[INSTRUCTIONS TO FOLLOW]
Wherever the string "ndrought" appears, copy the whole line.

[RECORDS SHOWN]
--- Begin ---

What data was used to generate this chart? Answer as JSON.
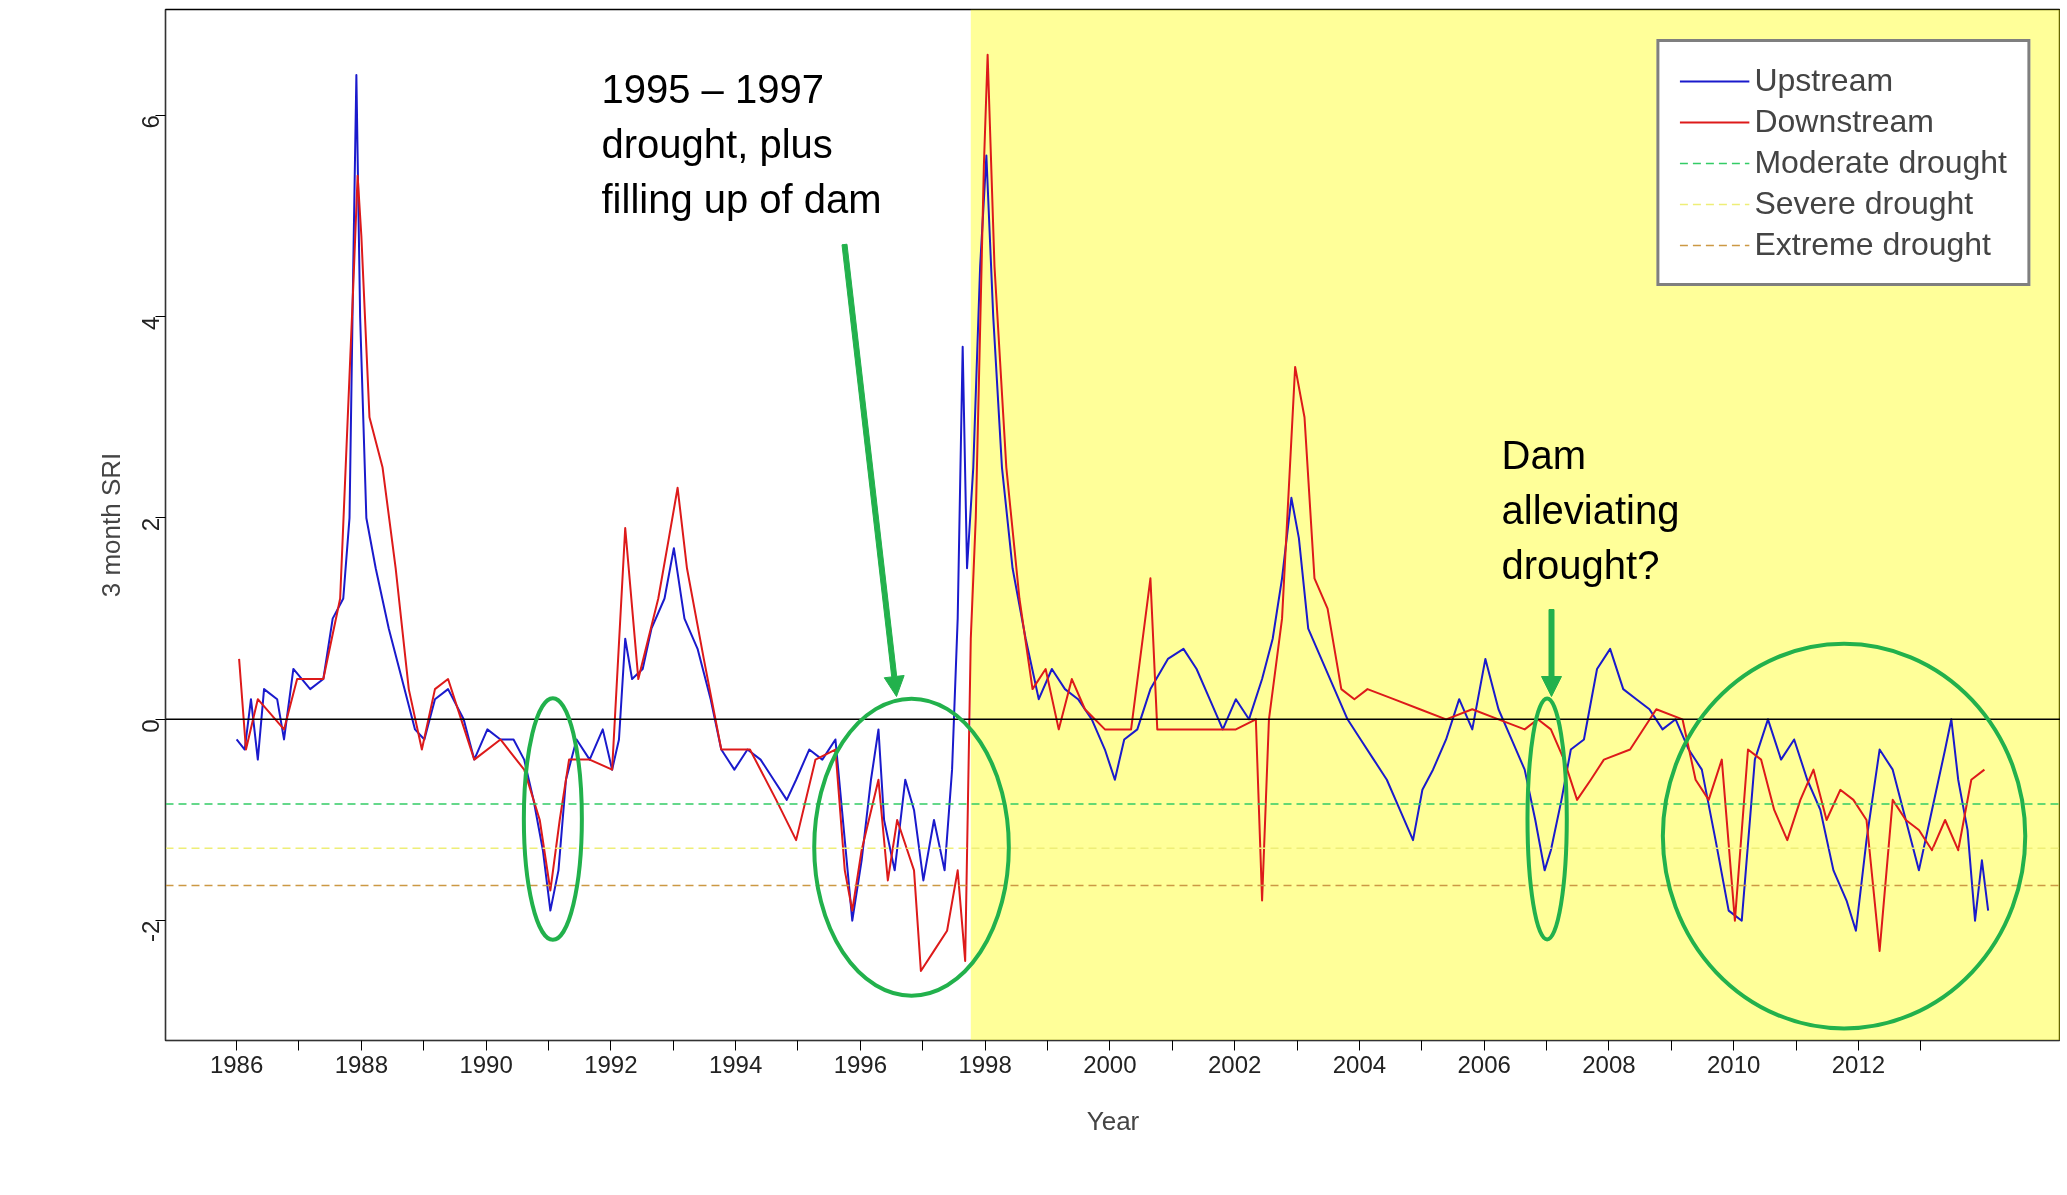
{
  "chart_data": {
    "type": "line",
    "xlabel": "Year",
    "ylabel": "3 month SRI",
    "xlim": [
      1984.86,
      2015.24
    ],
    "ylim": [
      -3.19,
      7.05
    ],
    "xticks": [
      1986,
      {
        "value": 1987,
        "label": null
      },
      1988,
      {
        "value": 1989,
        "label": null
      },
      1990,
      {
        "value": 1991,
        "label": null
      },
      1992,
      {
        "value": 1993,
        "label": null
      },
      1994,
      {
        "value": 1995,
        "label": null
      },
      1996,
      {
        "value": 1997,
        "label": null
      },
      1998,
      {
        "value": 1999,
        "label": null
      },
      2000,
      {
        "value": 2001,
        "label": null
      },
      2002,
      {
        "value": 2003,
        "label": null
      },
      2004,
      {
        "value": 2005,
        "label": null
      },
      2006,
      {
        "value": 2007,
        "label": null
      },
      2008,
      {
        "value": 2009,
        "label": null
      },
      2010,
      {
        "value": 2011,
        "label": null
      },
      2012,
      {
        "value": 2013,
        "label": null
      }
    ],
    "yticks": [
      -2,
      0,
      2,
      4,
      6
    ],
    "legend": "top right",
    "line_style": "solid",
    "series": [
      {
        "name": "Upstream",
        "color": "#1a1acc",
        "x": [
          1986.0,
          1986.13,
          1986.23,
          1986.34,
          1986.44,
          1986.65,
          1986.76,
          1986.91,
          1987.18,
          1987.39,
          1987.54,
          1987.71,
          1987.81,
          1987.87,
          1987.92,
          1987.98,
          1988.08,
          1988.23,
          1988.44,
          1988.65,
          1988.86,
          1989.01,
          1989.18,
          1989.39,
          1989.64,
          1989.81,
          1990.02,
          1990.23,
          1990.44,
          1990.61,
          1990.76,
          1990.91,
          1991.03,
          1991.16,
          1991.28,
          1991.45,
          1991.66,
          1991.87,
          1992.02,
          1992.13,
          1992.23,
          1992.34,
          1992.51,
          1992.65,
          1992.86,
          1993.01,
          1993.18,
          1993.39,
          1993.6,
          1993.77,
          1993.98,
          1994.19,
          1994.4,
          1994.61,
          1994.82,
          1994.97,
          1995.18,
          1995.39,
          1995.6,
          1995.75,
          1995.87,
          1996.02,
          1996.17,
          1996.29,
          1996.38,
          1996.55,
          1996.72,
          1996.86,
          1997.01,
          1997.18,
          1997.35,
          1997.47,
          1997.56,
          1997.64,
          1997.71,
          1997.81,
          1997.92,
          1998.02,
          1998.13,
          1998.27,
          1998.44,
          1998.65,
          1998.86,
          1999.07,
          1999.28,
          1999.49,
          1999.71,
          1999.92,
          2000.08,
          2000.23,
          2000.44,
          2000.65,
          2000.93,
          2001.18,
          2001.39,
          2001.6,
          2001.81,
          2002.02,
          2002.23,
          2002.44,
          2002.61,
          2002.76,
          2002.91,
          2003.03,
          2003.18,
          2003.39,
          2003.6,
          2003.81,
          2004.02,
          2004.23,
          2004.44,
          2004.65,
          2004.86,
          2005.01,
          2005.18,
          2005.39,
          2005.6,
          2005.81,
          2006.02,
          2006.23,
          2006.44,
          2006.65,
          2006.82,
          2006.97,
          2007.07,
          2007.24,
          2007.39,
          2007.6,
          2007.81,
          2008.02,
          2008.23,
          2008.44,
          2008.65,
          2008.86,
          2009.07,
          2009.28,
          2009.49,
          2009.71,
          2009.92,
          2010.13,
          2010.34,
          2010.55,
          2010.76,
          2010.97,
          2011.18,
          2011.39,
          2011.6,
          2011.81,
          2011.96,
          2012.13,
          2012.34,
          2012.55,
          2012.76,
          2012.97,
          2013.18,
          2013.39,
          2013.49,
          2013.6,
          2013.75,
          2013.87,
          2013.98,
          2014.08
        ],
        "values": [
          -0.2,
          -0.3,
          0.2,
          -0.4,
          0.3,
          0.2,
          -0.2,
          0.5,
          0.3,
          0.4,
          1.0,
          1.2,
          2.0,
          4.5,
          6.4,
          4.0,
          2.0,
          1.5,
          0.9,
          0.4,
          -0.1,
          -0.2,
          0.2,
          0.3,
          0.0,
          -0.4,
          -0.1,
          -0.2,
          -0.2,
          -0.4,
          -0.8,
          -1.3,
          -1.9,
          -1.5,
          -0.6,
          -0.2,
          -0.4,
          -0.1,
          -0.5,
          -0.2,
          0.8,
          0.4,
          0.5,
          0.9,
          1.2,
          1.7,
          1.0,
          0.7,
          0.2,
          -0.3,
          -0.5,
          -0.3,
          -0.4,
          -0.6,
          -0.8,
          -0.6,
          -0.3,
          -0.4,
          -0.2,
          -1.2,
          -2.0,
          -1.4,
          -0.6,
          -0.1,
          -1.0,
          -1.5,
          -0.6,
          -0.9,
          -1.6,
          -1.0,
          -1.5,
          -0.5,
          1.0,
          3.7,
          1.5,
          2.5,
          4.5,
          5.6,
          4.0,
          2.5,
          1.5,
          0.8,
          0.2,
          0.5,
          0.3,
          0.2,
          0.0,
          -0.3,
          -0.6,
          -0.2,
          -0.1,
          0.3,
          0.6,
          0.7,
          0.5,
          0.2,
          -0.1,
          0.2,
          0.0,
          0.4,
          0.8,
          1.4,
          2.2,
          1.8,
          0.9,
          0.6,
          0.3,
          0.0,
          -0.2,
          -0.4,
          -0.6,
          -0.9,
          -1.2,
          -0.7,
          -0.5,
          -0.2,
          0.2,
          -0.1,
          0.6,
          0.1,
          -0.2,
          -0.5,
          -1.0,
          -1.5,
          -1.3,
          -0.8,
          -0.3,
          -0.2,
          0.5,
          0.7,
          0.3,
          0.2,
          0.1,
          -0.1,
          0.0,
          -0.3,
          -0.5,
          -1.2,
          -1.9,
          -2.0,
          -0.4,
          0.0,
          -0.4,
          -0.2,
          -0.6,
          -0.9,
          -1.5,
          -1.8,
          -2.1,
          -1.2,
          -0.3,
          -0.5,
          -1.0,
          -1.5,
          -0.9,
          -0.3,
          0.0,
          -0.6,
          -1.1,
          -2.0,
          -1.4,
          -1.9
        ]
      },
      {
        "name": "Downstream",
        "color": "#dd1a1a",
        "x": [
          1986.04,
          1986.15,
          1986.34,
          1986.76,
          1986.97,
          1987.39,
          1987.66,
          1987.87,
          1987.94,
          1988.0,
          1988.13,
          1988.34,
          1988.55,
          1988.76,
          1988.97,
          1989.18,
          1989.39,
          1989.6,
          1989.81,
          1990.23,
          1990.61,
          1990.86,
          1991.03,
          1991.18,
          1991.33,
          1991.66,
          1992.02,
          1992.23,
          1992.44,
          1992.76,
          1992.93,
          1993.07,
          1993.22,
          1993.49,
          1993.77,
          1994.23,
          1994.65,
          1994.97,
          1995.28,
          1995.6,
          1995.75,
          1995.87,
          1996.02,
          1996.29,
          1996.44,
          1996.59,
          1996.86,
          1996.97,
          1997.18,
          1997.39,
          1997.56,
          1997.68,
          1997.77,
          1997.85,
          1997.98,
          1998.04,
          1998.15,
          1998.34,
          1998.55,
          1998.76,
          1998.97,
          1999.18,
          1999.39,
          1999.6,
          1999.92,
          2000.34,
          2000.65,
          2000.76,
          2001.18,
          2001.6,
          2002.02,
          2002.34,
          2002.44,
          2002.55,
          2002.76,
          2002.97,
          2003.12,
          2003.28,
          2003.49,
          2003.71,
          2003.92,
          2004.13,
          2004.55,
          2004.97,
          2005.39,
          2005.81,
          2006.23,
          2006.65,
          2006.86,
          2007.07,
          2007.28,
          2007.49,
          2007.71,
          2007.92,
          2008.34,
          2008.76,
          2009.18,
          2009.39,
          2009.6,
          2009.81,
          2010.02,
          2010.23,
          2010.44,
          2010.65,
          2010.86,
          2011.07,
          2011.28,
          2011.49,
          2011.71,
          2011.92,
          2012.13,
          2012.34,
          2012.55,
          2012.76,
          2012.97,
          2013.18,
          2013.39,
          2013.6,
          2013.81,
          2014.02
        ],
        "values": [
          0.6,
          -0.3,
          0.2,
          -0.1,
          0.4,
          0.4,
          1.2,
          4.3,
          5.4,
          4.8,
          3.0,
          2.5,
          1.5,
          0.3,
          -0.3,
          0.3,
          0.4,
          0.0,
          -0.4,
          -0.2,
          -0.5,
          -1.0,
          -1.7,
          -1.0,
          -0.4,
          -0.4,
          -0.5,
          1.9,
          0.4,
          1.2,
          1.8,
          2.3,
          1.5,
          0.6,
          -0.3,
          -0.3,
          -0.8,
          -1.2,
          -0.4,
          -0.3,
          -1.5,
          -1.9,
          -1.3,
          -0.6,
          -1.6,
          -1.0,
          -1.5,
          -2.5,
          -2.3,
          -2.1,
          -1.5,
          -2.4,
          0.8,
          2.0,
          5.5,
          6.6,
          4.5,
          2.5,
          1.2,
          0.3,
          0.5,
          -0.1,
          0.4,
          0.1,
          -0.1,
          -0.1,
          1.4,
          -0.1,
          -0.1,
          -0.1,
          -0.1,
          0.0,
          -1.8,
          0.0,
          1.0,
          3.5,
          3.0,
          1.4,
          1.1,
          0.3,
          0.2,
          0.3,
          0.2,
          0.1,
          0.0,
          0.1,
          0.0,
          -0.1,
          0.0,
          -0.1,
          -0.4,
          -0.8,
          -0.6,
          -0.4,
          -0.3,
          0.1,
          0.0,
          -0.6,
          -0.8,
          -0.4,
          -2.0,
          -0.3,
          -0.4,
          -0.9,
          -1.2,
          -0.8,
          -0.5,
          -1.0,
          -0.7,
          -0.8,
          -1.0,
          -2.3,
          -0.8,
          -1.0,
          -1.1,
          -1.3,
          -1.0,
          -1.3,
          -0.6,
          -0.5
        ]
      }
    ],
    "ref_lines": [
      {
        "axis": "y",
        "value": 0,
        "label": null,
        "color": "#000000",
        "line_style": "solid"
      },
      {
        "axis": "y",
        "value": -0.84,
        "label": "Moderate drought",
        "color": "#33cc66",
        "line_style": "dashed"
      },
      {
        "axis": "y",
        "value": -1.28,
        "label": "Severe drought",
        "color": "#eeee77",
        "line_style": "dashed"
      },
      {
        "axis": "y",
        "value": -1.65,
        "label": "Extreme drought",
        "color": "#cc9944",
        "line_style": "dashed"
      }
    ],
    "bands": [
      {
        "axis": "x",
        "from": 1997.77,
        "to": 2015.24,
        "label": null,
        "color": "#ffff00"
      }
    ],
    "annotations": [
      "1995 – 1997\ndrought, plus\nfilling up of dam",
      "Dam\nalleviating\ndrought?"
    ]
  }
}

--- End ---

[OUTPUT OF THE EXERCISE]
      "1995 – 1997\ndrought, plus\nfilling up of dam",
      "Dam\nalleviating\ndrought?"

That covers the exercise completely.